▶ _TASK TO CARRY OUT_
Identify and reproduce every line holding the string "Paul".

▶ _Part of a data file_
┌──

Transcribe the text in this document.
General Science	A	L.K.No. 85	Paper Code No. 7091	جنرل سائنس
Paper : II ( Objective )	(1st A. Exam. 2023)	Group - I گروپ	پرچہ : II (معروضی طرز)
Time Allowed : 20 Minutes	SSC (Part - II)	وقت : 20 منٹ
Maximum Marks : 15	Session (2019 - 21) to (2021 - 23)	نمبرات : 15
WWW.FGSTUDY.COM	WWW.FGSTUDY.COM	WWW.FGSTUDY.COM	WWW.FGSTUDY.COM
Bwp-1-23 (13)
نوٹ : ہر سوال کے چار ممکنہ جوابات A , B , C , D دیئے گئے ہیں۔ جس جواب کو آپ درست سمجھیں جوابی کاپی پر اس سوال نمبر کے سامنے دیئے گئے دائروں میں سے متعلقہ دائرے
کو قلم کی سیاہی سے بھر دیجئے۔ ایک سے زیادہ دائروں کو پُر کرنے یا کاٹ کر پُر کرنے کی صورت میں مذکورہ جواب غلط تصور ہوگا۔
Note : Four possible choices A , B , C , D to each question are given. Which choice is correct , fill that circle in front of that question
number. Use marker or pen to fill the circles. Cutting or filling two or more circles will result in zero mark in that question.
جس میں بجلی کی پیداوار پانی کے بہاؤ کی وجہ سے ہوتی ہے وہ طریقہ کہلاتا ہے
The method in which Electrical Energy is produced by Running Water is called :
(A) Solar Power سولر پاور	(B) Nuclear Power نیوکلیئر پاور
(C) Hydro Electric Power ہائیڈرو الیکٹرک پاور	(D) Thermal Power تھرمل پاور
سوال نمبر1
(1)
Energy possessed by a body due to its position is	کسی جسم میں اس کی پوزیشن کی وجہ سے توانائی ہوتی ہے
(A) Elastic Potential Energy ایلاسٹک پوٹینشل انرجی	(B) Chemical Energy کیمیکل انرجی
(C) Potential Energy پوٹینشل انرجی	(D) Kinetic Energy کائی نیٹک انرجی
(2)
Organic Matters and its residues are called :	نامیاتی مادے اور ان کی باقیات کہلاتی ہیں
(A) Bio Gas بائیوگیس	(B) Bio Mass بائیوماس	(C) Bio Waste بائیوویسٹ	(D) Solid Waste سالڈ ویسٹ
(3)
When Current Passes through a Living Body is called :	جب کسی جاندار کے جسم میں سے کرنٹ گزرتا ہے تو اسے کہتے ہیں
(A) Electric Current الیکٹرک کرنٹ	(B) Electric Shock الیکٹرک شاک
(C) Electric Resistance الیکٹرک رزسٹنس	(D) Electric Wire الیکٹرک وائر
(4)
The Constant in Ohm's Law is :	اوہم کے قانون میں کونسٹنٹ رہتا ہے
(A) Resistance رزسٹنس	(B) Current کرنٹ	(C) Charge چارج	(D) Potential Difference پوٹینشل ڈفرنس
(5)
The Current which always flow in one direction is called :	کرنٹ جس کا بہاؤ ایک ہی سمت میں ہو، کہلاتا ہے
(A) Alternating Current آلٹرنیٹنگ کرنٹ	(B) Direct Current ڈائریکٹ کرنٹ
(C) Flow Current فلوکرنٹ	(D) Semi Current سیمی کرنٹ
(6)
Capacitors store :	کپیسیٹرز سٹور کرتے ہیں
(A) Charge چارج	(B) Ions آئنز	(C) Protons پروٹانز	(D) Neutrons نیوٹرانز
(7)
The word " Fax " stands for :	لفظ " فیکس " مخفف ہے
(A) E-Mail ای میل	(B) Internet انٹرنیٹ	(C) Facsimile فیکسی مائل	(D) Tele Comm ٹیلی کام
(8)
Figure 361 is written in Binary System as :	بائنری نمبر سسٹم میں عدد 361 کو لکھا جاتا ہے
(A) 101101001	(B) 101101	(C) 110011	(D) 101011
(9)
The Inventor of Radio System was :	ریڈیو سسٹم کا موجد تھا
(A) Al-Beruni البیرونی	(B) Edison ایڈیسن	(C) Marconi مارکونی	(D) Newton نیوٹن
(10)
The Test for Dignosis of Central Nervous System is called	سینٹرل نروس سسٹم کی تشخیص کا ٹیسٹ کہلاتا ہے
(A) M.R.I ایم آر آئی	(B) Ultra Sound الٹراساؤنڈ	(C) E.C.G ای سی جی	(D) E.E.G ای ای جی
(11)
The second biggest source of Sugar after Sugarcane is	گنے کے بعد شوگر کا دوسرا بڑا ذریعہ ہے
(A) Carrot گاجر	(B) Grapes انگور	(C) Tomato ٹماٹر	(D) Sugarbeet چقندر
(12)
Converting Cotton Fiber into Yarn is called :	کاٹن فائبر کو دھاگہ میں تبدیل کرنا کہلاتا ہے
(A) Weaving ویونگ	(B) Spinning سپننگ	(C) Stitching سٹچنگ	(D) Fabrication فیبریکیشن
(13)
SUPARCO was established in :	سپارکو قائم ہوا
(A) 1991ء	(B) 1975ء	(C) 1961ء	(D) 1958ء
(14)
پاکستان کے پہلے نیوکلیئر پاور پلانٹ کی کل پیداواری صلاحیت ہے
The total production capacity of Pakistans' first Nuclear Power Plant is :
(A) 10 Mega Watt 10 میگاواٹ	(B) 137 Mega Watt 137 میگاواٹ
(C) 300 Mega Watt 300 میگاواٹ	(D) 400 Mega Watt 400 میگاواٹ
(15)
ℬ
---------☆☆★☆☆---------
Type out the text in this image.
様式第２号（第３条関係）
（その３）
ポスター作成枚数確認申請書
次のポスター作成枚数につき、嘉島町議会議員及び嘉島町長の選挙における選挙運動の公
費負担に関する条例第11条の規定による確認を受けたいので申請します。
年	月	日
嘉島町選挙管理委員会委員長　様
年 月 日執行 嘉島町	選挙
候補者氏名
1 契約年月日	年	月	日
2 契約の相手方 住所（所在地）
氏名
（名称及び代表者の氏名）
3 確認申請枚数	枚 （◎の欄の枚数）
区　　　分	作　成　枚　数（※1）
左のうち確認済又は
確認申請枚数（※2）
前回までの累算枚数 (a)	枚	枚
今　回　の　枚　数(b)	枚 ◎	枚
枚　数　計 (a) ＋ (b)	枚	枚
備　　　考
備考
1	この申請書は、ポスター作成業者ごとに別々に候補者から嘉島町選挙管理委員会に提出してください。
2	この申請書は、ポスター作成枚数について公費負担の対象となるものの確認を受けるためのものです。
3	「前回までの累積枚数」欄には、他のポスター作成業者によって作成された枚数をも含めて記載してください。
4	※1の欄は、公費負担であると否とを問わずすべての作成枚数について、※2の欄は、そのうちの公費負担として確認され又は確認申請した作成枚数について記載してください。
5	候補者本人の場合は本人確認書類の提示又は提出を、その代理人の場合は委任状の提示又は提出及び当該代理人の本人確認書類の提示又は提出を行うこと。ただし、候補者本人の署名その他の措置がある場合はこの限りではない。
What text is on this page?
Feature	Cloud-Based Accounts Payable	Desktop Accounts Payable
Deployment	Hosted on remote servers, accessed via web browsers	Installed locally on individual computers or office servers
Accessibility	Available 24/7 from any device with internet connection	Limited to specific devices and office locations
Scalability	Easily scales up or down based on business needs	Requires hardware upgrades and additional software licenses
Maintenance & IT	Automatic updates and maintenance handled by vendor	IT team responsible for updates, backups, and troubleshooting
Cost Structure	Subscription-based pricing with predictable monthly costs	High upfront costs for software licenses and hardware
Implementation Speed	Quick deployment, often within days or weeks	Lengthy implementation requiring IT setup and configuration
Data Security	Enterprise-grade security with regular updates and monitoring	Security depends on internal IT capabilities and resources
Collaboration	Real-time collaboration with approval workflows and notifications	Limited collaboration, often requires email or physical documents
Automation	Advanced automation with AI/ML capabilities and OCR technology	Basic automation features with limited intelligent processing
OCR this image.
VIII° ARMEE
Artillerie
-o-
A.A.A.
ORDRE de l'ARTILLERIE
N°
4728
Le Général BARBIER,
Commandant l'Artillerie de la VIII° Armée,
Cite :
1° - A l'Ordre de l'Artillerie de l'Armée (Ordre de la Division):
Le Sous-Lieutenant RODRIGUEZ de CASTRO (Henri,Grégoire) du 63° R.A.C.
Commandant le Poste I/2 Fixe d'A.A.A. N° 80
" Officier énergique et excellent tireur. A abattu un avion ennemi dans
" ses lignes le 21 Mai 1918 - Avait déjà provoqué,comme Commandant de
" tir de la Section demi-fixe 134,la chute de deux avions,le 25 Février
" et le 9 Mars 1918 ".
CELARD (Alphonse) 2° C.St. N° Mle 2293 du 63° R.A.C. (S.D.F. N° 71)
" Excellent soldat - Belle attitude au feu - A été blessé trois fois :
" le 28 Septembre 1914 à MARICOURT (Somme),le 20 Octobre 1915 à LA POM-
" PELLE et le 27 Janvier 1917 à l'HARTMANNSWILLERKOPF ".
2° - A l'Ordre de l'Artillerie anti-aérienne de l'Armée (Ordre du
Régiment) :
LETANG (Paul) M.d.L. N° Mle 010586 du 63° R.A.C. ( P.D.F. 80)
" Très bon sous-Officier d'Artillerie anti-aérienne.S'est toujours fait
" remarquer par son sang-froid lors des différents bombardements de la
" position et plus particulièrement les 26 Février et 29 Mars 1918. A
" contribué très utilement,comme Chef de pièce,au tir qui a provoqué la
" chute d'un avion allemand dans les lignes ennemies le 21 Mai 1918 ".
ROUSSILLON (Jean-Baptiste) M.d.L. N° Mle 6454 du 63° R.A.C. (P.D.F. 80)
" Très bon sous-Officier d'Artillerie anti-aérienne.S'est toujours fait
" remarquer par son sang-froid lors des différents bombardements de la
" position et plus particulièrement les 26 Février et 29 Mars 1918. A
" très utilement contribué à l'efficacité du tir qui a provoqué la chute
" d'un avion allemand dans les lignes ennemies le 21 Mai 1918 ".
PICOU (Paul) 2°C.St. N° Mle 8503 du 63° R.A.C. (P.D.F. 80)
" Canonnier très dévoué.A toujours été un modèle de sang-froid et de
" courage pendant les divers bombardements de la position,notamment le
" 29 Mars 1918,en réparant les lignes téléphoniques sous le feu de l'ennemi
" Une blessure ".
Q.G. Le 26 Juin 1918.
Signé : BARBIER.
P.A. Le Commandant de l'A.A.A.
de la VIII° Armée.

└──

▶ _FINAL RESULT_
LETANG (Paul) M.d.L. N° Mle 010586 du 63° R.A.C. ( P.D.F. 80)
PICOU (Paul) 2°C.St. N° Mle 8503 du 63° R.A.C. (P.D.F. 80)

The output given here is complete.